THE TASK
Write out the full set of records exactly. Any pictures in them do not belong in the copy.
+ + + +
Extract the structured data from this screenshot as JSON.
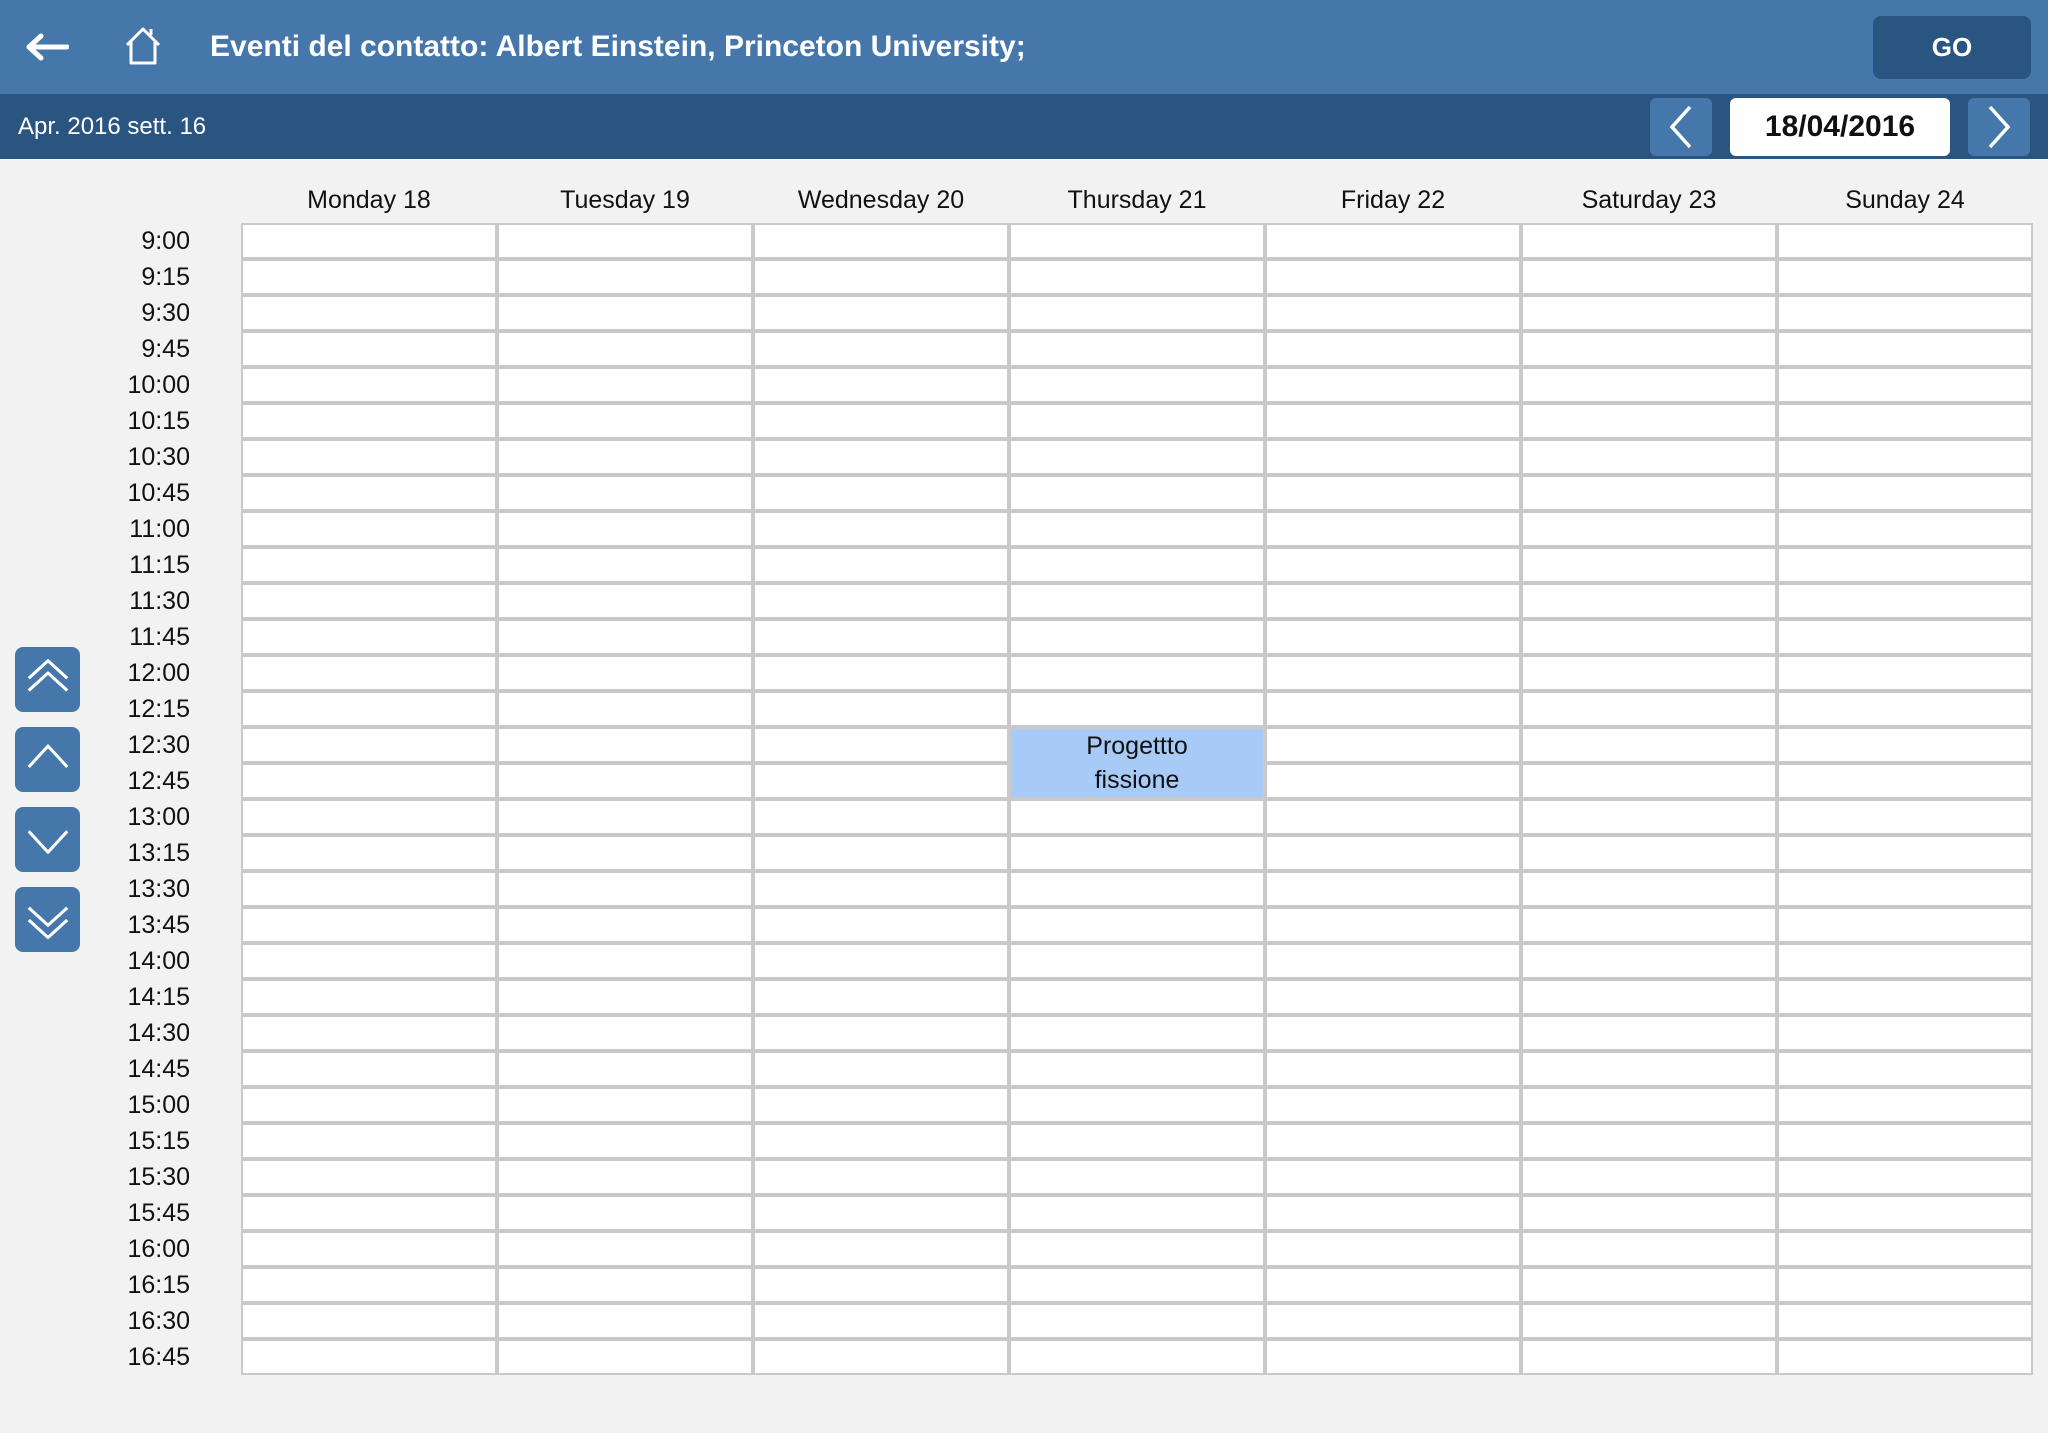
{
  "header": {
    "title": "Eventi del contatto: Albert Einstein, Princeton University;",
    "go_label": "GO",
    "back_icon": "arrow-left-icon",
    "home_icon": "home-icon"
  },
  "subheader": {
    "period": "Apr. 2016 sett. 16",
    "date": "18/04/2016"
  },
  "calendar": {
    "days": [
      "Monday 18",
      "Tuesday 19",
      "Wednesday 20",
      "Thursday 21",
      "Friday 22",
      "Saturday 23",
      "Sunday 24"
    ],
    "times": [
      "9:00",
      "9:15",
      "9:30",
      "9:45",
      "10:00",
      "10:15",
      "10:30",
      "10:45",
      "11:00",
      "11:15",
      "11:30",
      "11:45",
      "12:00",
      "12:15",
      "12:30",
      "12:45",
      "13:00",
      "13:15",
      "13:30",
      "13:45",
      "14:00",
      "14:15",
      "14:30",
      "14:45",
      "15:00",
      "15:15",
      "15:30",
      "15:45",
      "16:00",
      "16:15",
      "16:30",
      "16:45"
    ],
    "events": [
      {
        "day": "Thursday 21",
        "start": "12:30",
        "end": "13:00",
        "lines": [
          "Progettto",
          "fissione"
        ]
      }
    ]
  },
  "scroll_buttons": [
    {
      "name": "scroll-to-top-button",
      "icon": "double-chevron-up-icon"
    },
    {
      "name": "scroll-up-button",
      "icon": "chevron-up-icon"
    },
    {
      "name": "scroll-down-button",
      "icon": "chevron-down-icon"
    },
    {
      "name": "scroll-to-bottom-button",
      "icon": "double-chevron-down-icon"
    }
  ],
  "colors": {
    "topbar": "#4677ab",
    "subbar": "#2b5581",
    "event": "#a7cbf6",
    "grid_border": "#c9c9c9"
  }
}
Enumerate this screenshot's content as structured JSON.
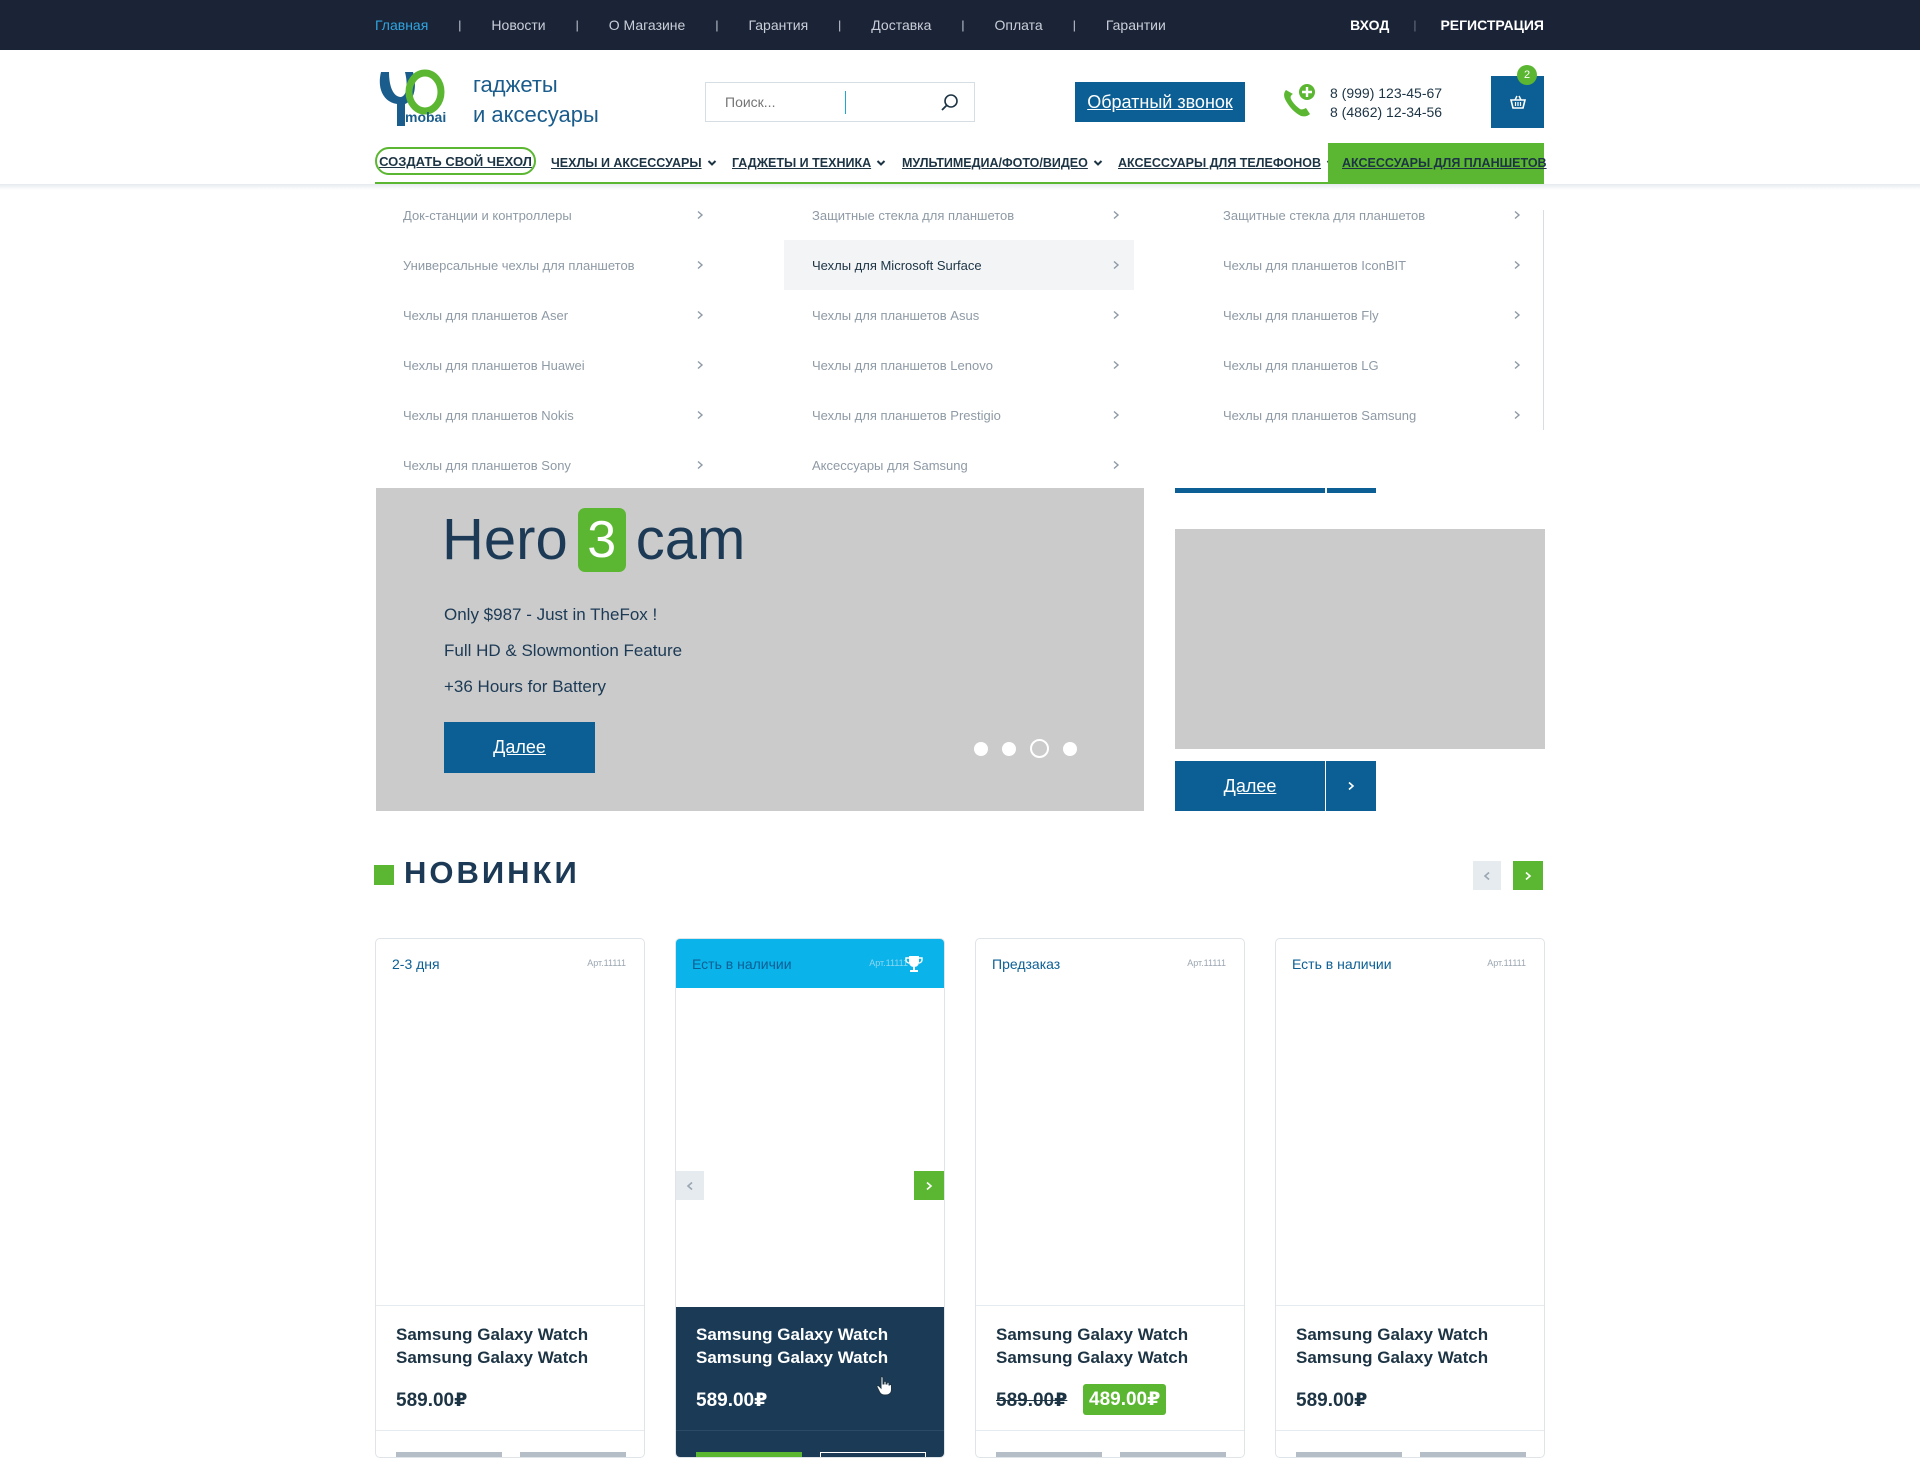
{
  "topbar": {
    "nav": [
      {
        "label": "Главная",
        "active": true
      },
      {
        "label": "Новости"
      },
      {
        "label": "О Магазине"
      },
      {
        "label": "Гарантия"
      },
      {
        "label": "Доставка"
      },
      {
        "label": "Оплата"
      },
      {
        "label": "Гарантии"
      }
    ],
    "login": "ВХОД",
    "register": "РЕГИСТРАЦИЯ"
  },
  "header": {
    "logo_icon": "logo-mark-icon",
    "logo_text": "mobail",
    "tagline_line1": "гаджеты",
    "tagline_line2": "и аксесуары",
    "search_placeholder": "Поиск...",
    "search_icon": "search-icon",
    "callback_label": "Обратный звонок",
    "phone_icon": "phone-plus-icon",
    "phone1": "8 (999) 123-45-67",
    "phone2": "8 (4862) 12-34-56",
    "cart_icon": "basket-icon",
    "cart_count": "2"
  },
  "catnav": {
    "create_label": "СОЗДАТЬ СВОЙ ЧЕХОЛ",
    "items": [
      {
        "label": "ЧЕХЛЫ И АКСЕССУАРЫ"
      },
      {
        "label": "ГАДЖЕТЫ И ТЕХНИКА"
      },
      {
        "label": "МУЛЬТИМЕДИА/ФОТО/ВИДЕО"
      },
      {
        "label": "АКСЕССУАРЫ ДЛЯ ТЕЛЕФОНОВ"
      },
      {
        "label": "АКСЕССУАРЫ ДЛЯ ПЛАНШЕТОВ",
        "active": true
      }
    ]
  },
  "megamenu": {
    "columns": [
      [
        "Док-станции и контроллеры",
        "Универсальные чехлы для планшетов",
        "Чехлы для планшетов Aser",
        "Чехлы для планшетов Huawei",
        "Чехлы для планшетов Nokis",
        "Чехлы для планшетов Sony"
      ],
      [
        "Защитные стекла для планшетов",
        "Чехлы для Microsoft Surface",
        "Чехлы для планшетов Asus",
        "Чехлы для планшетов Lenovo",
        "Чехлы для планшетов Prestigio",
        "Аксессуары для Samsung"
      ],
      [
        "Защитные стекла для планшетов",
        "Чехлы для планшетов IconBIT",
        "Чехлы для планшетов Fly",
        "Чехлы для планшетов LG",
        "Чехлы для планшетов Samsung"
      ]
    ],
    "hovered": "Чехлы для Microsoft Surface"
  },
  "hero": {
    "title_before": "Hero",
    "title_number": "3",
    "title_after": "cam",
    "line1": "Only $987 - Just in TheFox !",
    "line2": "Full HD  & Slowmontion Feature",
    "line3": "+36 Hours for Battery",
    "button": "Далее",
    "slide_count": 4,
    "active_slide": 3
  },
  "side_banner": {
    "button": "Далее",
    "next_icon": "chevron-right-icon"
  },
  "section": {
    "title": "НОВИНКИ"
  },
  "products": [
    {
      "status": "2-3 дня",
      "art": "Арт.11111",
      "name": "Samsung Galaxy Watch Samsung Galaxy Watch",
      "price": "589.00₽"
    },
    {
      "status": "Есть в наличии",
      "art": "Арт.11111",
      "name": "Samsung Galaxy Watch Samsung Galaxy Watch",
      "price": "589.00₽",
      "featured": true,
      "badge_icon": "trophy-icon"
    },
    {
      "status": "Предзаказ",
      "art": "Арт.11111",
      "name": "Samsung Galaxy Watch Samsung Galaxy Watch",
      "price_old": "589.00₽",
      "price_new": "489.00₽"
    },
    {
      "status": "Есть в наличии",
      "art": "Арт.11111",
      "name": "Samsung Galaxy Watch Samsung Galaxy Watch",
      "price": "589.00₽"
    }
  ],
  "colors": {
    "topbar_bg": "#1b2436",
    "primary_blue": "#0c5f94",
    "accent_green": "#5bb731",
    "featured_head": "#0ab3ea",
    "featured_info": "#1b3a55",
    "placeholder_gray": "#cbcbcb"
  }
}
+ + + +
PROBLEM SOLUTION
Extract the structured data from this screenshot as JSON.
{
  "header": {
    "title": "Eventi del contatto: Albert Einstein, Princeton University;",
    "go_label": "GO",
    "back_icon": "arrow-left-icon",
    "home_icon": "home-icon"
  },
  "subheader": {
    "period": "Apr. 2016 sett. 16",
    "date": "18/04/2016"
  },
  "calendar": {
    "days": [
      "Monday 18",
      "Tuesday 19",
      "Wednesday 20",
      "Thursday 21",
      "Friday 22",
      "Saturday 23",
      "Sunday 24"
    ],
    "times": [
      "9:00",
      "9:15",
      "9:30",
      "9:45",
      "10:00",
      "10:15",
      "10:30",
      "10:45",
      "11:00",
      "11:15",
      "11:30",
      "11:45",
      "12:00",
      "12:15",
      "12:30",
      "12:45",
      "13:00",
      "13:15",
      "13:30",
      "13:45",
      "14:00",
      "14:15",
      "14:30",
      "14:45",
      "15:00",
      "15:15",
      "15:30",
      "15:45",
      "16:00",
      "16:15",
      "16:30",
      "16:45"
    ],
    "events": [
      {
        "day": "Thursday 21",
        "start": "12:30",
        "end": "13:00",
        "lines": [
          "Progettto",
          "fissione"
        ]
      }
    ]
  },
  "scroll_buttons": [
    {
      "name": "scroll-to-top-button",
      "icon": "double-chevron-up-icon"
    },
    {
      "name": "scroll-up-button",
      "icon": "chevron-up-icon"
    },
    {
      "name": "scroll-down-button",
      "icon": "chevron-down-icon"
    },
    {
      "name": "scroll-to-bottom-button",
      "icon": "double-chevron-down-icon"
    }
  ],
  "colors": {
    "topbar": "#4677ab",
    "subbar": "#2b5581",
    "event": "#a7cbf6",
    "grid_border": "#c9c9c9"
  }
}
Enumerate this screenshot's content as structured JSON.
{
  "topbar": {
    "nav": [
      {
        "label": "Главная",
        "active": true
      },
      {
        "label": "Новости"
      },
      {
        "label": "О Магазине"
      },
      {
        "label": "Гарантия"
      },
      {
        "label": "Доставка"
      },
      {
        "label": "Оплата"
      },
      {
        "label": "Гарантии"
      }
    ],
    "login": "ВХОД",
    "register": "РЕГИСТРАЦИЯ"
  },
  "header": {
    "logo_icon": "logo-mark-icon",
    "logo_text": "mobail",
    "tagline_line1": "гаджеты",
    "tagline_line2": "и аксесуары",
    "search_placeholder": "Поиск...",
    "search_icon": "search-icon",
    "callback_label": "Обратный звонок",
    "phone_icon": "phone-plus-icon",
    "phone1": "8 (999) 123-45-67",
    "phone2": "8 (4862) 12-34-56",
    "cart_icon": "basket-icon",
    "cart_count": "2"
  },
  "catnav": {
    "create_label": "СОЗДАТЬ СВОЙ ЧЕХОЛ",
    "items": [
      {
        "label": "ЧЕХЛЫ И АКСЕССУАРЫ"
      },
      {
        "label": "ГАДЖЕТЫ И ТЕХНИКА"
      },
      {
        "label": "МУЛЬТИМЕДИА/ФОТО/ВИДЕО"
      },
      {
        "label": "АКСЕССУАРЫ ДЛЯ ТЕЛЕФОНОВ"
      },
      {
        "label": "АКСЕССУАРЫ ДЛЯ ПЛАНШЕТОВ",
        "active": true
      }
    ]
  },
  "megamenu": {
    "columns": [
      [
        "Док-станции и контроллеры",
        "Универсальные чехлы для планшетов",
        "Чехлы для планшетов Aser",
        "Чехлы для планшетов Huawei",
        "Чехлы для планшетов Nokis",
        "Чехлы для планшетов Sony"
      ],
      [
        "Защитные стекла для планшетов",
        "Чехлы для Microsoft Surface",
        "Чехлы для планшетов Asus",
        "Чехлы для планшетов Lenovo",
        "Чехлы для планшетов Prestigio",
        "Аксессуары для Samsung"
      ],
      [
        "Защитные стекла для планшетов",
        "Чехлы для планшетов IconBIT",
        "Чехлы для планшетов Fly",
        "Чехлы для планшетов LG",
        "Чехлы для планшетов Samsung"
      ]
    ],
    "hovered": "Чехлы для Microsoft Surface"
  },
  "hero": {
    "title_before": "Hero",
    "title_number": "3",
    "title_after": "cam",
    "line1": "Only $987 - Just in TheFox !",
    "line2": "Full HD  & Slowmontion Feature",
    "line3": "+36 Hours for Battery",
    "button": "Далее",
    "slide_count": 4,
    "active_slide": 3
  },
  "side_banner": {
    "button": "Далее",
    "next_icon": "chevron-right-icon"
  },
  "section": {
    "title": "НОВИНКИ"
  },
  "products": [
    {
      "status": "2-3 дня",
      "art": "Арт.11111",
      "name": "Samsung Galaxy Watch Samsung Galaxy Watch",
      "price": "589.00₽"
    },
    {
      "status": "Есть в наличии",
      "art": "Арт.11111",
      "name": "Samsung Galaxy Watch Samsung Galaxy Watch",
      "price": "589.00₽",
      "featured": true,
      "badge_icon": "trophy-icon"
    },
    {
      "status": "Предзаказ",
      "art": "Арт.11111",
      "name": "Samsung Galaxy Watch Samsung Galaxy Watch",
      "price_old": "589.00₽",
      "price_new": "489.00₽"
    },
    {
      "status": "Есть в наличии",
      "art": "Арт.11111",
      "name": "Samsung Galaxy Watch Samsung Galaxy Watch",
      "price": "589.00₽"
    }
  ],
  "colors": {
    "topbar_bg": "#1b2436",
    "primary_blue": "#0c5f94",
    "accent_green": "#5bb731",
    "featured_head": "#0ab3ea",
    "featured_info": "#1b3a55",
    "placeholder_gray": "#cbcbcb"
  }
}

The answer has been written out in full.